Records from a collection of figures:
§ §
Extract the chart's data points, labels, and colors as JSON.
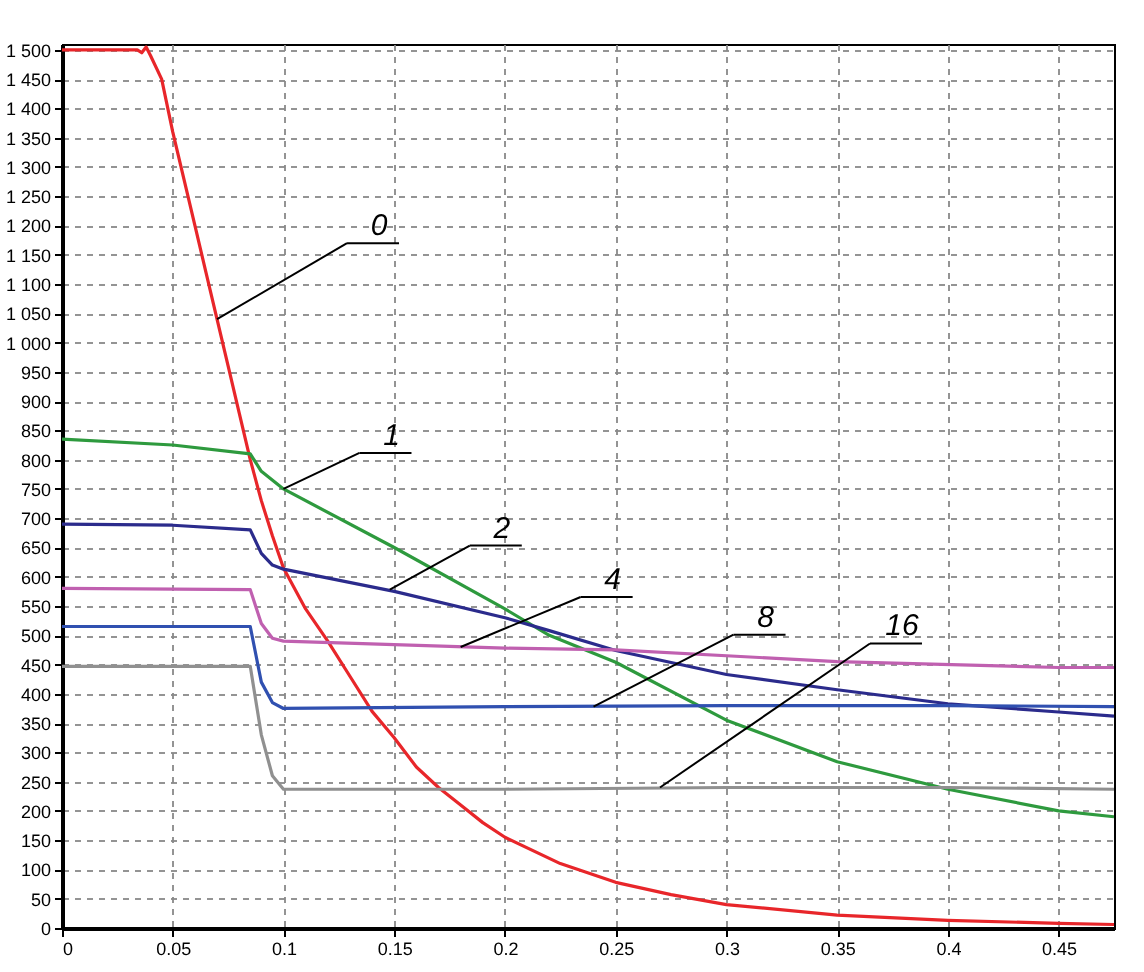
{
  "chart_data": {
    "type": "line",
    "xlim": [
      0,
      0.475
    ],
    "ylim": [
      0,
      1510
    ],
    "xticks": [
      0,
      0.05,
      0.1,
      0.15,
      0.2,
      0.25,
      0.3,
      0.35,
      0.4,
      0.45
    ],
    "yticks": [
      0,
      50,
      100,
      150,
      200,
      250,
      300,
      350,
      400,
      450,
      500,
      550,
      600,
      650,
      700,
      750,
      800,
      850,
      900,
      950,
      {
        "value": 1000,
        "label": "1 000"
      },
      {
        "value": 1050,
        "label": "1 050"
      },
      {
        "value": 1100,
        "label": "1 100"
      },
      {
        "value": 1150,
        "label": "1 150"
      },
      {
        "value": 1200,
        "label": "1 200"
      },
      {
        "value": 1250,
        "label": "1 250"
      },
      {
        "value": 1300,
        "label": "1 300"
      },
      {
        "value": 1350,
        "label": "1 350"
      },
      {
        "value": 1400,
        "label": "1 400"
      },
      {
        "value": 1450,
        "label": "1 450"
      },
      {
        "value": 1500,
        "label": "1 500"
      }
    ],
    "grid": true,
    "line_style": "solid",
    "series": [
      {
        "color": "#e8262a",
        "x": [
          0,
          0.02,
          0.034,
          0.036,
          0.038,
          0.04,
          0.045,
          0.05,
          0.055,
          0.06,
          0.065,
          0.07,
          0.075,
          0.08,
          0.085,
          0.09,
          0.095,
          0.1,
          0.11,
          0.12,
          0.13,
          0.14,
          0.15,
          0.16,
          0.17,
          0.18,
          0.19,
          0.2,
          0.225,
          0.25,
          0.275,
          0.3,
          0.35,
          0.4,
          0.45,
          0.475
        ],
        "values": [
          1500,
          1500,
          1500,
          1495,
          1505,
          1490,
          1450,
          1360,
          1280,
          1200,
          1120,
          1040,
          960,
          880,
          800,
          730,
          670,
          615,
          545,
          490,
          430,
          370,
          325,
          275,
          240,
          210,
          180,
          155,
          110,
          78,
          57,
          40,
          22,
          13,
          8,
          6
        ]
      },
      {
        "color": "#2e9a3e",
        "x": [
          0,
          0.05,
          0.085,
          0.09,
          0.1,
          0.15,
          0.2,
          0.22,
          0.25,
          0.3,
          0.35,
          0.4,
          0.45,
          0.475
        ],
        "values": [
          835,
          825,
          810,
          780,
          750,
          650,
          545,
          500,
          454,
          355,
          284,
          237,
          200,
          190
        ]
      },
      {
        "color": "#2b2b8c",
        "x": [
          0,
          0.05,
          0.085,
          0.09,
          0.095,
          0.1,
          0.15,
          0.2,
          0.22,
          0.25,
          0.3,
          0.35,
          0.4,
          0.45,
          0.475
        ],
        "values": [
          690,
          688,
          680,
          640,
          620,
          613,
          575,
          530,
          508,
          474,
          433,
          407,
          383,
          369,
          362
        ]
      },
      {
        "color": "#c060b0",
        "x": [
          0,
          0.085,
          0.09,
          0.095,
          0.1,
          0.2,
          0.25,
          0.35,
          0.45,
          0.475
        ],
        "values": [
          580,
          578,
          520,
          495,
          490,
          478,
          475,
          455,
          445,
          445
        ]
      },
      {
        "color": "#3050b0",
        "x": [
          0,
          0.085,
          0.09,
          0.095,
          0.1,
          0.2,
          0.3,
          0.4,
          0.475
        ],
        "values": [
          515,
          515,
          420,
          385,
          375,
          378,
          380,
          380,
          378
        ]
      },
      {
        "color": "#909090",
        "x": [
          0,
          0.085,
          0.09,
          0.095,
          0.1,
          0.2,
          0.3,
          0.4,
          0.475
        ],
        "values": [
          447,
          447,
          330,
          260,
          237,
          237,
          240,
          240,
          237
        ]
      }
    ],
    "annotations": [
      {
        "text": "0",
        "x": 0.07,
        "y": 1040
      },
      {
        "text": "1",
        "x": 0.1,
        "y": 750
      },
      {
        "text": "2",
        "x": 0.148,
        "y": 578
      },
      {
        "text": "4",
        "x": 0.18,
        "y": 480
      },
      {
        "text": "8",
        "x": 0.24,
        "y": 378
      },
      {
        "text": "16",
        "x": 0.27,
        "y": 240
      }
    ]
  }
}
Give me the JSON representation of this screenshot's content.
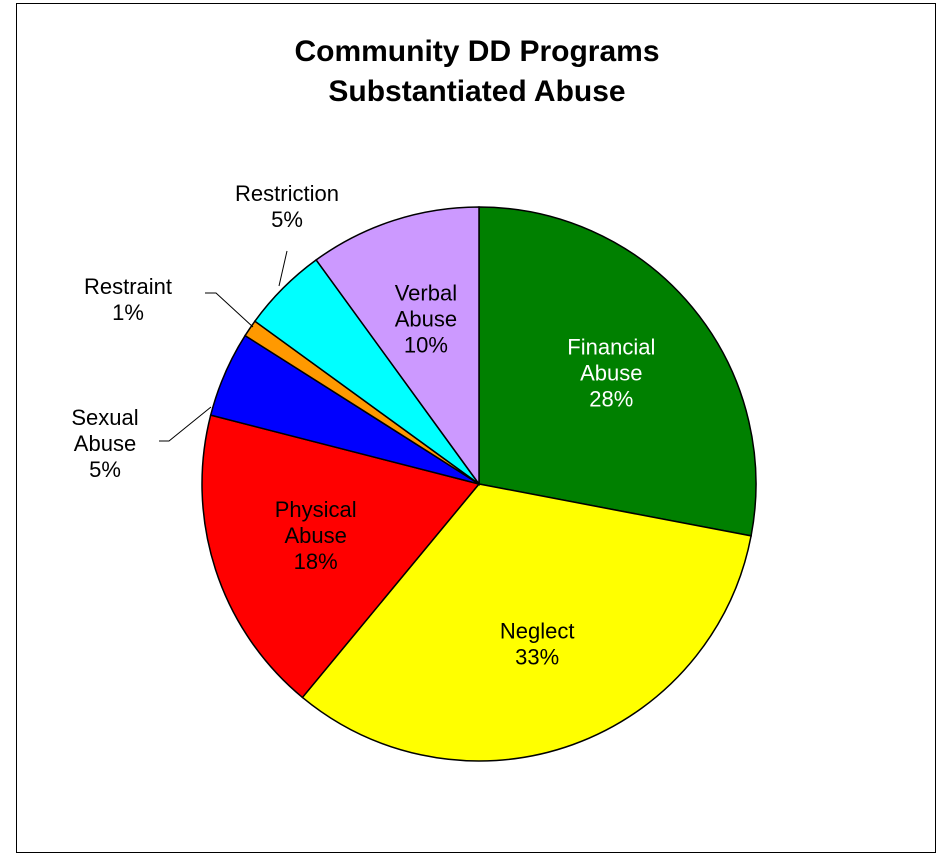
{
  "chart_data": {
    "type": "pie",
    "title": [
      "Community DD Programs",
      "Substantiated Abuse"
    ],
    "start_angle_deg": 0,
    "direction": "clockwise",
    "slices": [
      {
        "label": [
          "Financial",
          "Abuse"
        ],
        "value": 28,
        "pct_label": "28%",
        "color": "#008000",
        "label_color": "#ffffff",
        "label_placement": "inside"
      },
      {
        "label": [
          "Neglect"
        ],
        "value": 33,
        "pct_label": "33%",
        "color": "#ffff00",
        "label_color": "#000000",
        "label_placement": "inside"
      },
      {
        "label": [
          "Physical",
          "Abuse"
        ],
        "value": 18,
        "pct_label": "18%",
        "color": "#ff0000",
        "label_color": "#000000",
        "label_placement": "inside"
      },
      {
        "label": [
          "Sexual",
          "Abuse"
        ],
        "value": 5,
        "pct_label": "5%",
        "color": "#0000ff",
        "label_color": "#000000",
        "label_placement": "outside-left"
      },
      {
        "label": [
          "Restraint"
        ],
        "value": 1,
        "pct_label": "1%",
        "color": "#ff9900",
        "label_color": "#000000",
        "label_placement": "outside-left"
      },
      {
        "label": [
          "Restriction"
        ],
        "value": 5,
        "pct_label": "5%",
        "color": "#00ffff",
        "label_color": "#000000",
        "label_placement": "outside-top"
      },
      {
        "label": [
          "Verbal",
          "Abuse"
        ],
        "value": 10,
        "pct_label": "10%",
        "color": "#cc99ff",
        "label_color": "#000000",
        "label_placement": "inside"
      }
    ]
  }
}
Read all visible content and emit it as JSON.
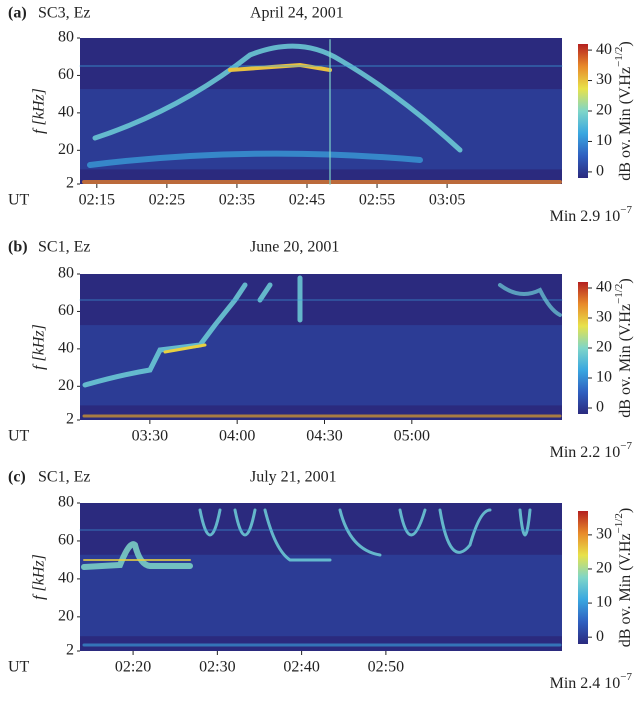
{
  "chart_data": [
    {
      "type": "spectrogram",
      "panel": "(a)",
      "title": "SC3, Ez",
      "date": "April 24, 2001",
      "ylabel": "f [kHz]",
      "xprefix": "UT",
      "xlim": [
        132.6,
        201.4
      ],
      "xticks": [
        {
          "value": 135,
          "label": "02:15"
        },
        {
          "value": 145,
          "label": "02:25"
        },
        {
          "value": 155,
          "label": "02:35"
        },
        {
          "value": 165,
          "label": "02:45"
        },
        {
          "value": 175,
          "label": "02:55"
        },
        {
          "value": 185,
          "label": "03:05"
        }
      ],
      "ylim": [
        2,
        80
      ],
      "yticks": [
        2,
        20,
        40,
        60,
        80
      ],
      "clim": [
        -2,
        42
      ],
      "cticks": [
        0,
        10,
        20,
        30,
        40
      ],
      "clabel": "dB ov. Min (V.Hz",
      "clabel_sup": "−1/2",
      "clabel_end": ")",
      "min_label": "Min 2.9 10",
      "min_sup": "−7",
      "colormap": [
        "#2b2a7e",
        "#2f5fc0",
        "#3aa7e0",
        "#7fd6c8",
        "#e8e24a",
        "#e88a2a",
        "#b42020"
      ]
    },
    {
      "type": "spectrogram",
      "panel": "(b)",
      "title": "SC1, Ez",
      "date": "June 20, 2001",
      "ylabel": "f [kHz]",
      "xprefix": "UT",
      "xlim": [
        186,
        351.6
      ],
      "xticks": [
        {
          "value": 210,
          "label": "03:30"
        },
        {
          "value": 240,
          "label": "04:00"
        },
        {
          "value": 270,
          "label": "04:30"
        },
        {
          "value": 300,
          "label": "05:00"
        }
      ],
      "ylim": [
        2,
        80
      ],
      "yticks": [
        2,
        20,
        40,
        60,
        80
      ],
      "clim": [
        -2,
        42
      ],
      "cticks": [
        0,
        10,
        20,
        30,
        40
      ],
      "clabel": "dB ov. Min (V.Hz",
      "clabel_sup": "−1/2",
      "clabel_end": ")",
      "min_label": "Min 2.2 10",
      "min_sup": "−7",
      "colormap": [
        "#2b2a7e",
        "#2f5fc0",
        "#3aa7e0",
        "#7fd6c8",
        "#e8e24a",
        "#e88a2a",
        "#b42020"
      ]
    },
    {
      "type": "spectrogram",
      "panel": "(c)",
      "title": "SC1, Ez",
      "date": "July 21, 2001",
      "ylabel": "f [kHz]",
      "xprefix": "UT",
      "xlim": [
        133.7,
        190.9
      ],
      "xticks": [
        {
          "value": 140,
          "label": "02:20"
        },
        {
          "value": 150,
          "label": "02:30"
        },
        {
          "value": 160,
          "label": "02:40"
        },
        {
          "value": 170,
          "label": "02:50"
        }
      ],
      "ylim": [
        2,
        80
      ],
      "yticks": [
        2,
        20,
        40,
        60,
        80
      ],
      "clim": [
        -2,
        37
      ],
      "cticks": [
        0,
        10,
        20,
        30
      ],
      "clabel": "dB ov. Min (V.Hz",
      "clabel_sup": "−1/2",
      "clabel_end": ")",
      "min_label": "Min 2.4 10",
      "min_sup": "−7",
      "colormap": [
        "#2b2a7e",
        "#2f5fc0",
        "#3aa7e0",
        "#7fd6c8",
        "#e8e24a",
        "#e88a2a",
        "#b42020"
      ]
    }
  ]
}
§ §
EXERCISE DESCRIPTION —
Write only the number of lines in the data above that include "title".

FINISHED ANSWER —
4